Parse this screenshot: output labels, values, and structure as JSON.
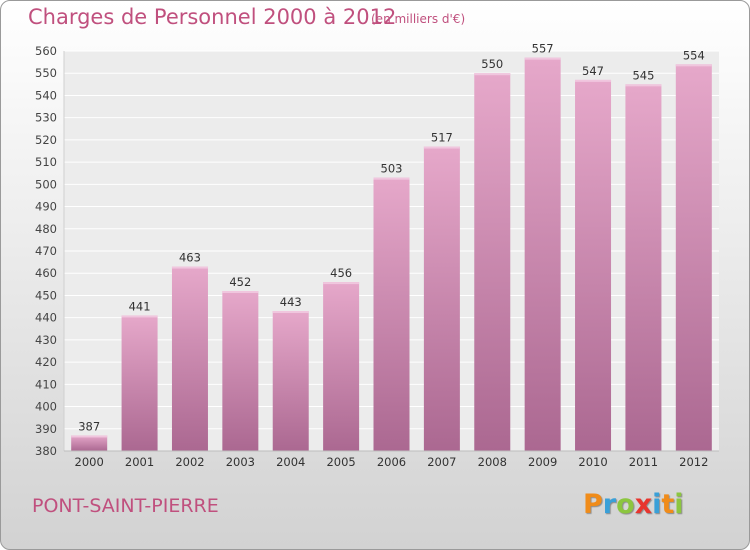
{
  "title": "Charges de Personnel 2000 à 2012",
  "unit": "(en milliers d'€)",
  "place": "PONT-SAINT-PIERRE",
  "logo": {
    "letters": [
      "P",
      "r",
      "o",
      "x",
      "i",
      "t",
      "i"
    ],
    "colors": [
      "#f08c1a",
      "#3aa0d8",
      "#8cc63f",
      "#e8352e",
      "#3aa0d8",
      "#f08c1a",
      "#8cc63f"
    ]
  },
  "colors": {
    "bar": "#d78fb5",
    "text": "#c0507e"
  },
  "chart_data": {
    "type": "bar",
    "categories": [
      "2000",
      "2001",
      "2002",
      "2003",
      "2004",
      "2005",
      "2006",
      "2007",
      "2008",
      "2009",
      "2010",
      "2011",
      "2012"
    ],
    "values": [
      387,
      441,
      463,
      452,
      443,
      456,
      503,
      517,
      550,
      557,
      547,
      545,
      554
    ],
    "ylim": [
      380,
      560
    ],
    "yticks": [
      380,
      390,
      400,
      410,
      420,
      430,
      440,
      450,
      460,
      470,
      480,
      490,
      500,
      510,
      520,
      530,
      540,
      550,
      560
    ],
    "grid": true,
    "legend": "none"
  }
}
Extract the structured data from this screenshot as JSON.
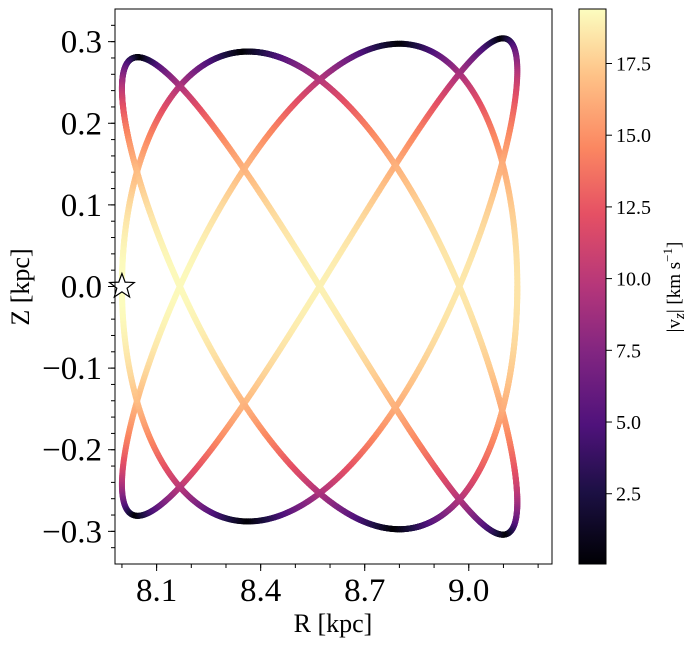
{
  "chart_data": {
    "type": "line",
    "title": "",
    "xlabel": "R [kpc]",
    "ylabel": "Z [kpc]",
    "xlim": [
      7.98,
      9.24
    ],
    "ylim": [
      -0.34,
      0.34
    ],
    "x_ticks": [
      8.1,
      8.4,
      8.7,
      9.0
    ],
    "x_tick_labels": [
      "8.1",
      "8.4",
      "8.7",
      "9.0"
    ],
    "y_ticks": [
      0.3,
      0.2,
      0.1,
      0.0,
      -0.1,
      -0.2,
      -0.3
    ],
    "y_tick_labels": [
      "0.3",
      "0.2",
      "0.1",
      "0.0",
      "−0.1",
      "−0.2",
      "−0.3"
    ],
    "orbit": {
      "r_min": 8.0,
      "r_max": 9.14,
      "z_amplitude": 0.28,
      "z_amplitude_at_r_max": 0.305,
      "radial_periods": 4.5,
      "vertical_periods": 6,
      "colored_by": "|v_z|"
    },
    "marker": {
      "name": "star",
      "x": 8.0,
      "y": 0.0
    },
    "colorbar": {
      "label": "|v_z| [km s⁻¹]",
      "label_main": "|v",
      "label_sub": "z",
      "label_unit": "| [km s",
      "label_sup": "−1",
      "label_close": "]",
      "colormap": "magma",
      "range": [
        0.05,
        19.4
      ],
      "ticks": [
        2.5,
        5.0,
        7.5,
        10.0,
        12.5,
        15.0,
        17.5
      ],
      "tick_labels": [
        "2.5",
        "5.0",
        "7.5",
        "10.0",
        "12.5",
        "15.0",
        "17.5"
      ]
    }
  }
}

Instructions to follow:
Write out each line of the data exactly; the images should be left out.

Reply to the exercise:
Parse this screenshot: output labels, values, and structure as JSON.
{
  "title": "Charges de Personnel 2000 à 2012",
  "unit": "(en milliers d'€)",
  "place": "PONT-SAINT-PIERRE",
  "logo": {
    "letters": [
      "P",
      "r",
      "o",
      "x",
      "i",
      "t",
      "i"
    ],
    "colors": [
      "#f08c1a",
      "#3aa0d8",
      "#8cc63f",
      "#e8352e",
      "#3aa0d8",
      "#f08c1a",
      "#8cc63f"
    ]
  },
  "colors": {
    "bar": "#d78fb5",
    "text": "#c0507e"
  },
  "chart_data": {
    "type": "bar",
    "categories": [
      "2000",
      "2001",
      "2002",
      "2003",
      "2004",
      "2005",
      "2006",
      "2007",
      "2008",
      "2009",
      "2010",
      "2011",
      "2012"
    ],
    "values": [
      387,
      441,
      463,
      452,
      443,
      456,
      503,
      517,
      550,
      557,
      547,
      545,
      554
    ],
    "ylim": [
      380,
      560
    ],
    "yticks": [
      380,
      390,
      400,
      410,
      420,
      430,
      440,
      450,
      460,
      470,
      480,
      490,
      500,
      510,
      520,
      530,
      540,
      550,
      560
    ],
    "grid": true,
    "legend": "none"
  }
}
Extract the structured data from this screenshot as JSON.
{
  "chart_data": {
    "type": "line",
    "title": "",
    "xlabel": "R [kpc]",
    "ylabel": "Z [kpc]",
    "xlim": [
      7.98,
      9.24
    ],
    "ylim": [
      -0.34,
      0.34
    ],
    "x_ticks": [
      8.1,
      8.4,
      8.7,
      9.0
    ],
    "x_tick_labels": [
      "8.1",
      "8.4",
      "8.7",
      "9.0"
    ],
    "y_ticks": [
      0.3,
      0.2,
      0.1,
      0.0,
      -0.1,
      -0.2,
      -0.3
    ],
    "y_tick_labels": [
      "0.3",
      "0.2",
      "0.1",
      "0.0",
      "−0.1",
      "−0.2",
      "−0.3"
    ],
    "orbit": {
      "r_min": 8.0,
      "r_max": 9.14,
      "z_amplitude": 0.28,
      "z_amplitude_at_r_max": 0.305,
      "radial_periods": 4.5,
      "vertical_periods": 6,
      "colored_by": "|v_z|"
    },
    "marker": {
      "name": "star",
      "x": 8.0,
      "y": 0.0
    },
    "colorbar": {
      "label": "|v_z| [km s⁻¹]",
      "label_main": "|v",
      "label_sub": "z",
      "label_unit": "| [km s",
      "label_sup": "−1",
      "label_close": "]",
      "colormap": "magma",
      "range": [
        0.05,
        19.4
      ],
      "ticks": [
        2.5,
        5.0,
        7.5,
        10.0,
        12.5,
        15.0,
        17.5
      ],
      "tick_labels": [
        "2.5",
        "5.0",
        "7.5",
        "10.0",
        "12.5",
        "15.0",
        "17.5"
      ]
    }
  }
}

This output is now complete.